→ **RECORDS FOR THE TASK**
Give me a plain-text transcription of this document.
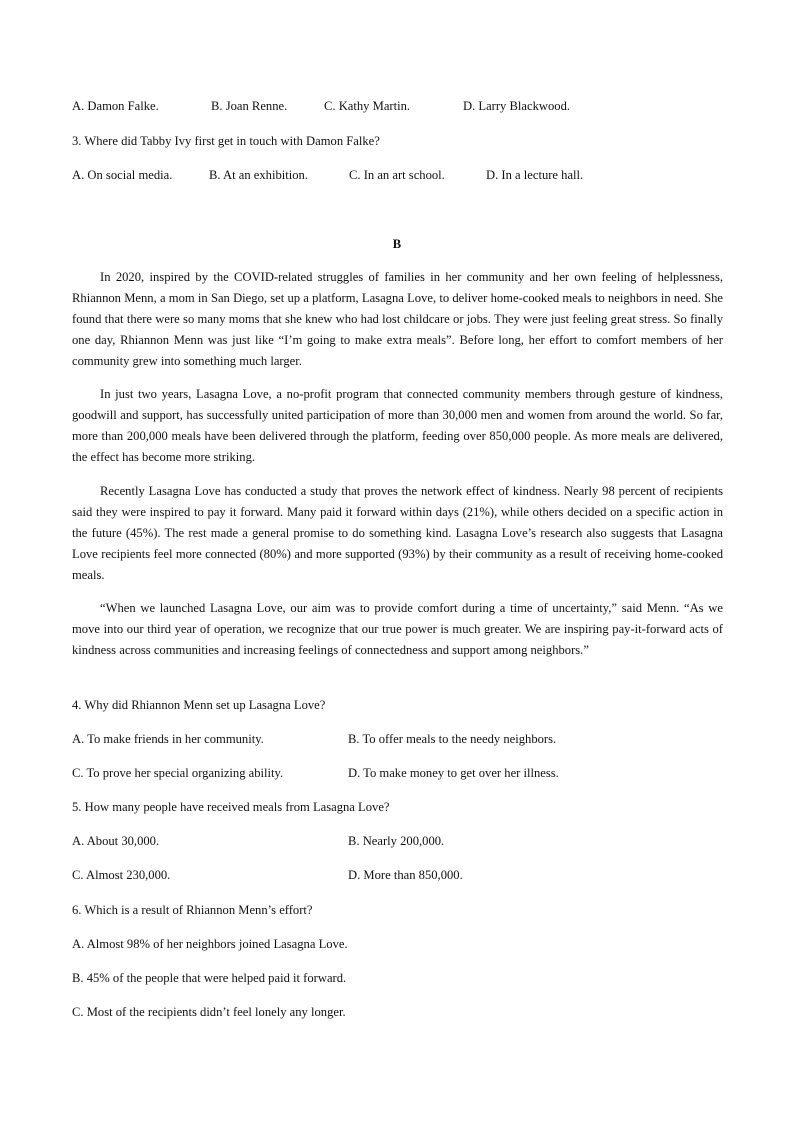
A. Damon Falke.	B. Joan Renne.	C. Kathy Martin.	D. Larry Blackwood.
3. Where did Tabby Ivy first get in touch with Damon Falke?
A. On social media.	B. At an exhibition.	C. In an art school.	D. In a lecture hall.
B

In 2020, inspired by the COVID-related struggles of families in her community and her own feeling of helplessness, Rhiannon Menn, a mom in San Diego, set up a platform, Lasagna Love, to deliver home-cooked meals to neighbors in need. She found that there were so many moms that she knew who had lost childcare or jobs. They were just feeling great stress. So finally one day, Rhiannon Menn was just like “I’m going to make extra meals”. Before long, her effort to comfort members of her community grew into something much larger.

In just two years, Lasagna Love, a no-profit program that connected community members through gesture of kindness, goodwill and support, has successfully united participation of more than 30,000 men and women from around the world. So far, more than 200,000 meals have been delivered through the platform, feeding over 850,000 people. As more meals are delivered, the effect has become more striking.

Recently Lasagna Love has conducted a study that proves the network effect of kindness. Nearly 98 percent of recipients said they were inspired to pay it forward. Many paid it forward within days (21%), while others decided on a specific action in the future (45%). The rest made a general promise to do something kind. Lasagna Love’s research also suggests that Lasagna Love recipients feel more connected (80%) and more supported (93%) by their community as a result of receiving home-cooked meals.

“When we launched Lasagna Love, our aim was to provide comfort during a time of uncertainty,” said Menn. “As we move into our third year of operation, we recognize that our true power is much greater. We are inspiring pay-it-forward acts of kindness across communities and increasing feelings of connectedness and support among neighbors.”

4. Why did Rhiannon Menn set up Lasagna Love?
A. To make friends in her community.	B. To offer meals to the needy neighbors.
C. To prove her special organizing ability.	D. To make money to get over her illness.
5. How many people have received meals from Lasagna Love?
A. About 30,000.	B. Nearly 200,000.
C. Almost 230,000.	D. More than 850,000.
6. Which is a result of Rhiannon Menn’s effort?
A. Almost 98% of her neighbors joined Lasagna Love.
B. 45% of the people that were helped paid it forward.
C. Most of the recipients didn’t feel lonely any longer.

→ **OBJECTIVE**
Restate each entry word for word, leaving out any pictures.

→ **FINAL ANSWER**
Give me a plain-text transcription of this document.
A. Damon Falke.	B. Joan Renne.	C. Kathy Martin.	D. Larry Blackwood.
3. Where did Tabby Ivy first get in touch with Damon Falke?
A. On social media.	B. At an exhibition.	C. In an art school.	D. In a lecture hall.
B

In 2020, inspired by the COVID-related struggles of families in her community and her own feeling of helplessness, Rhiannon Menn, a mom in San Diego, set up a platform, Lasagna Love, to deliver home-cooked meals to neighbors in need. She found that there were so many moms that she knew who had lost childcare or jobs. They were just feeling great stress. So finally one day, Rhiannon Menn was just like “I’m going to make extra meals”. Before long, her effort to comfort members of her community grew into something much larger.

In just two years, Lasagna Love, a no-profit program that connected community members through gesture of kindness, goodwill and support, has successfully united participation of more than 30,000 men and women from around the world. So far, more than 200,000 meals have been delivered through the platform, feeding over 850,000 people. As more meals are delivered, the effect has become more striking.

Recently Lasagna Love has conducted a study that proves the network effect of kindness. Nearly 98 percent of recipients said they were inspired to pay it forward. Many paid it forward within days (21%), while others decided on a specific action in the future (45%). The rest made a general promise to do something kind. Lasagna Love’s research also suggests that Lasagna Love recipients feel more connected (80%) and more supported (93%) by their community as a result of receiving home-cooked meals.

“When we launched Lasagna Love, our aim was to provide comfort during a time of uncertainty,” said Menn. “As we move into our third year of operation, we recognize that our true power is much greater. We are inspiring pay-it-forward acts of kindness across communities and increasing feelings of connectedness and support among neighbors.”

4. Why did Rhiannon Menn set up Lasagna Love?
A. To make friends in her community.	B. To offer meals to the needy neighbors.
C. To prove her special organizing ability.	D. To make money to get over her illness.
5. How many people have received meals from Lasagna Love?
A. About 30,000.	B. Nearly 200,000.
C. Almost 230,000.	D. More than 850,000.
6. Which is a result of Rhiannon Menn’s effort?
A. Almost 98% of her neighbors joined Lasagna Love.
B. 45% of the people that were helped paid it forward.
C. Most of the recipients didn’t feel lonely any longer.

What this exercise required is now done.